◆ Problem details ◆
Review the lines that follow and copy each one that contains the word "candy".

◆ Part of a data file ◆
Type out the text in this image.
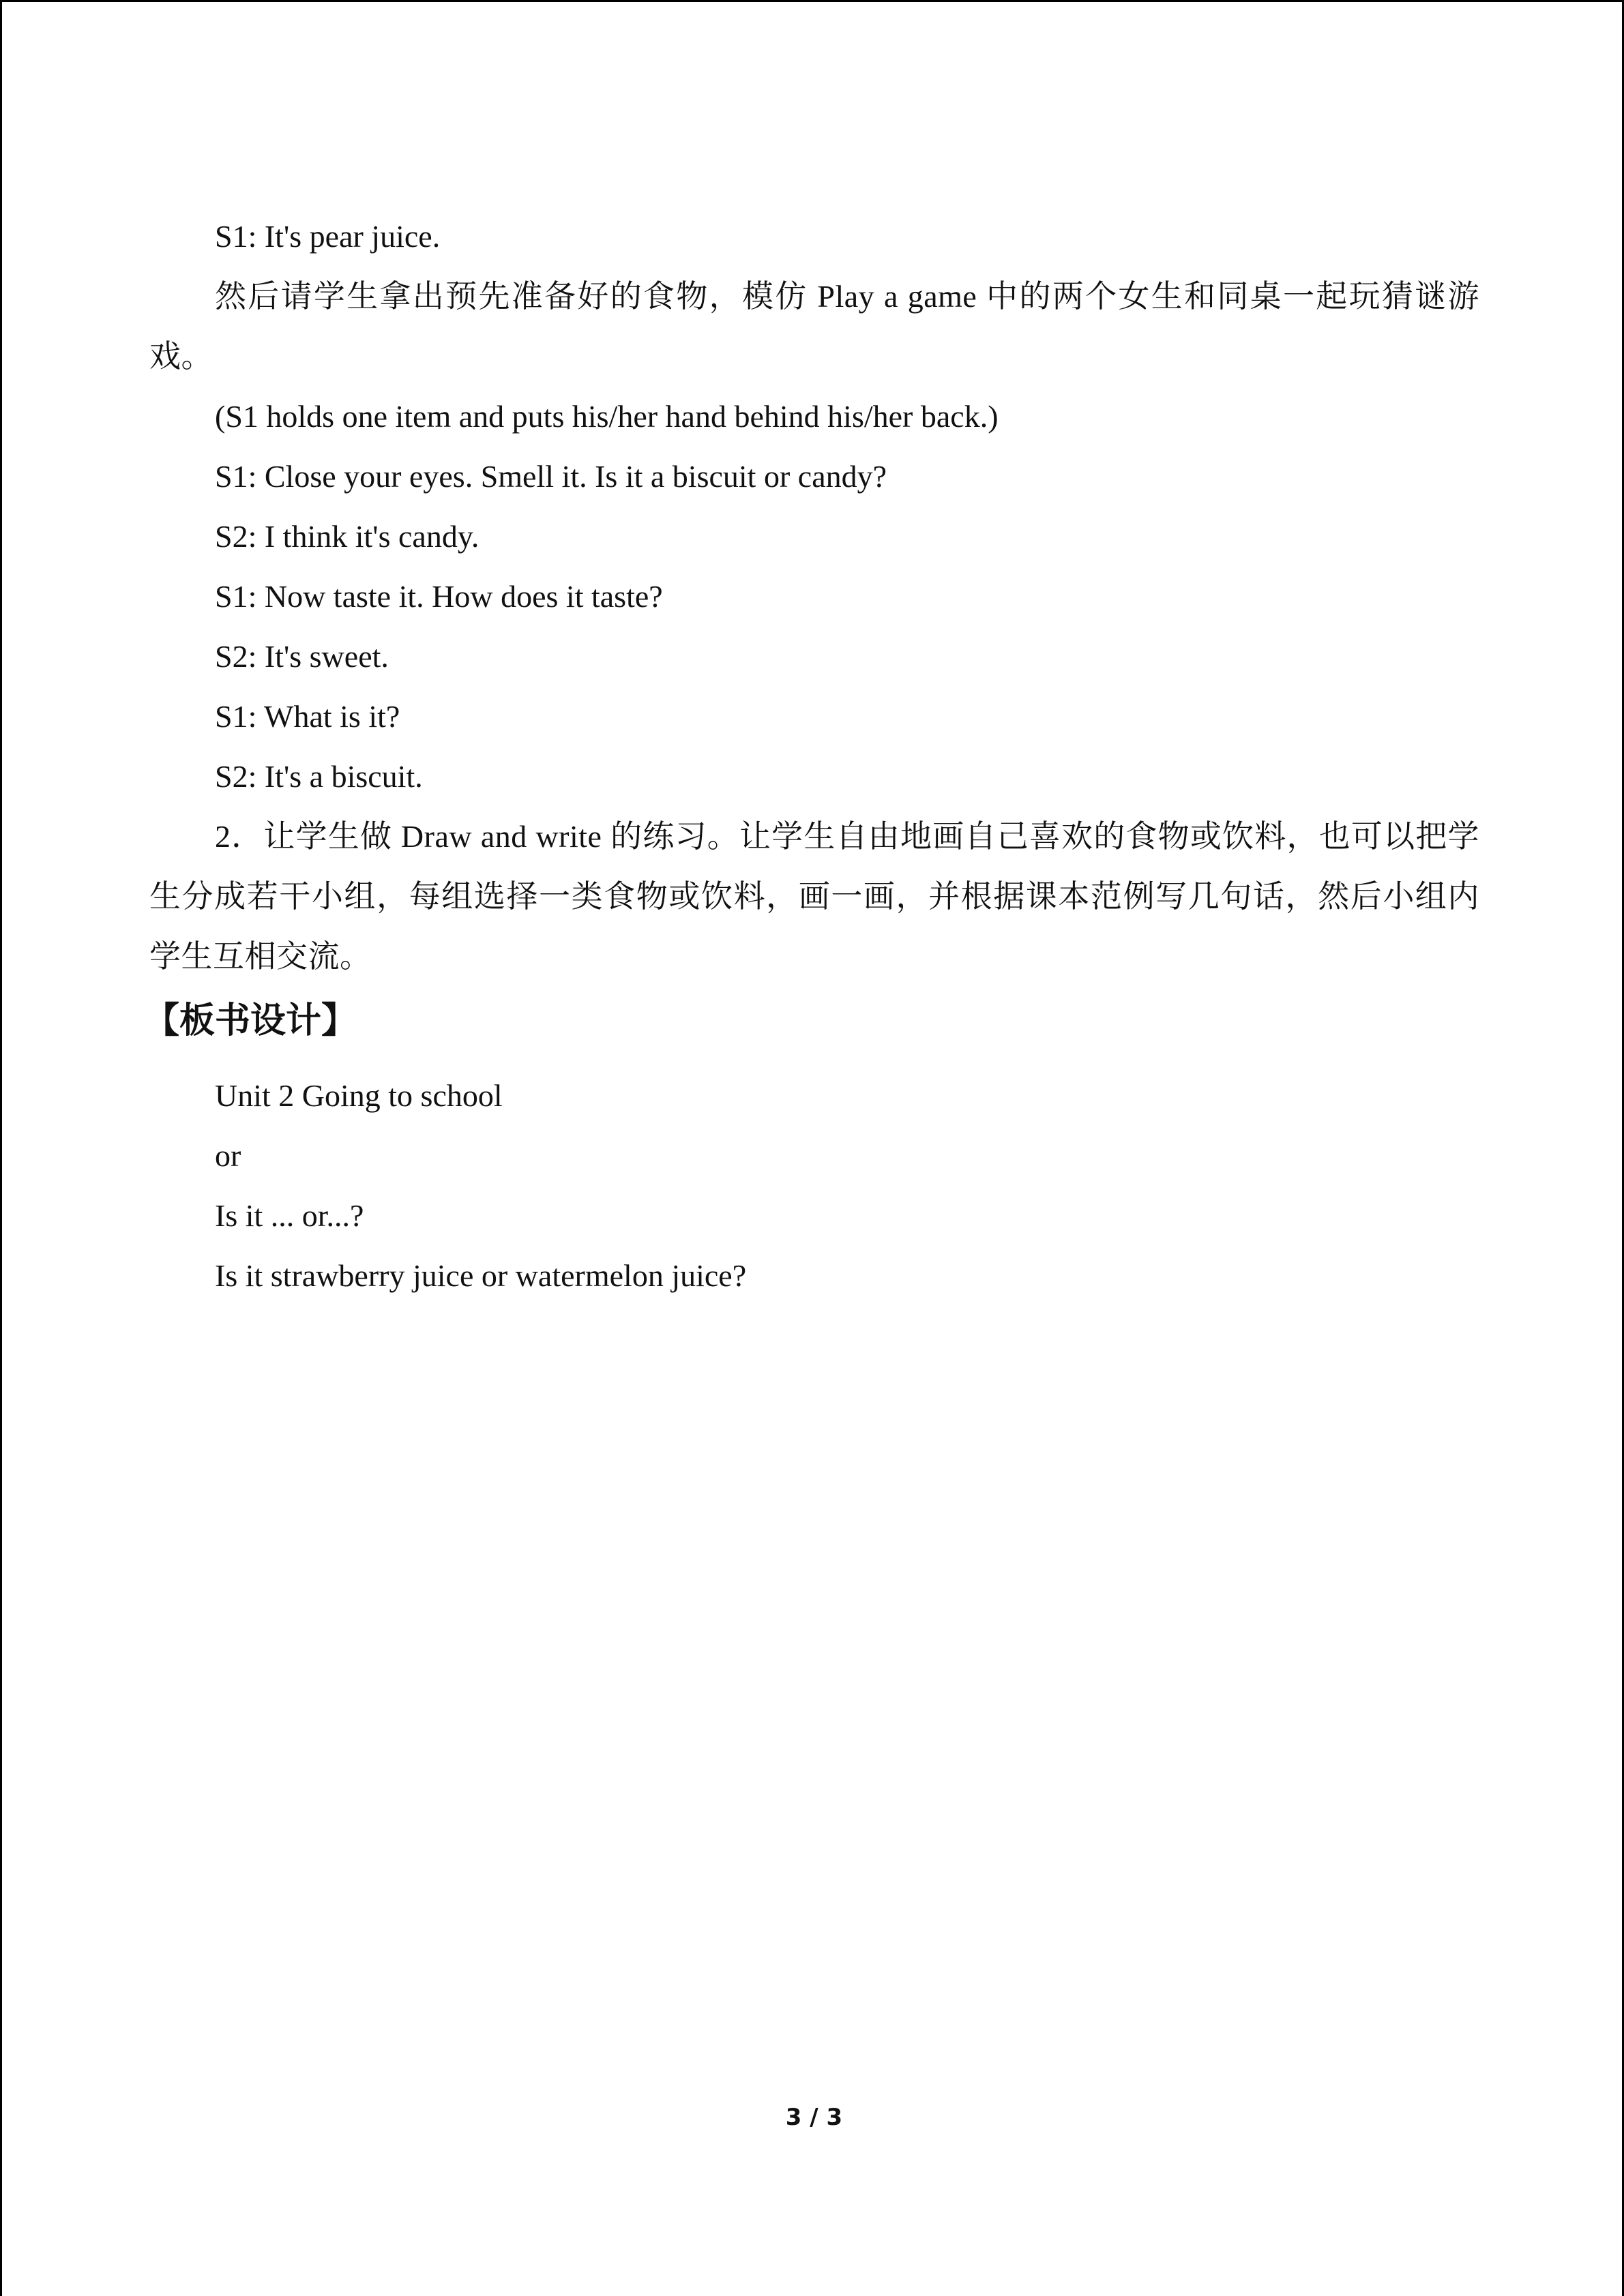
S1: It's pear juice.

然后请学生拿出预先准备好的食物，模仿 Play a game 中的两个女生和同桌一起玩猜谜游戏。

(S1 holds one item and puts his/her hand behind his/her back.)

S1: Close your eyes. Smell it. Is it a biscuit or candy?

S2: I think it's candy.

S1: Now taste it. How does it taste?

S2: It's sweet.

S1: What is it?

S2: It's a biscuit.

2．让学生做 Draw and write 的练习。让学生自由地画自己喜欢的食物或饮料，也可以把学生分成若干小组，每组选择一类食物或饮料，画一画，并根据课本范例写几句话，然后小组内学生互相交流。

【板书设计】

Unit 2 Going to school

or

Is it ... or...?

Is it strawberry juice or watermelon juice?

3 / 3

◆ Solution ◆
S1: Close your eyes. Smell it. Is it a biscuit or candy?
S2: I think it's candy.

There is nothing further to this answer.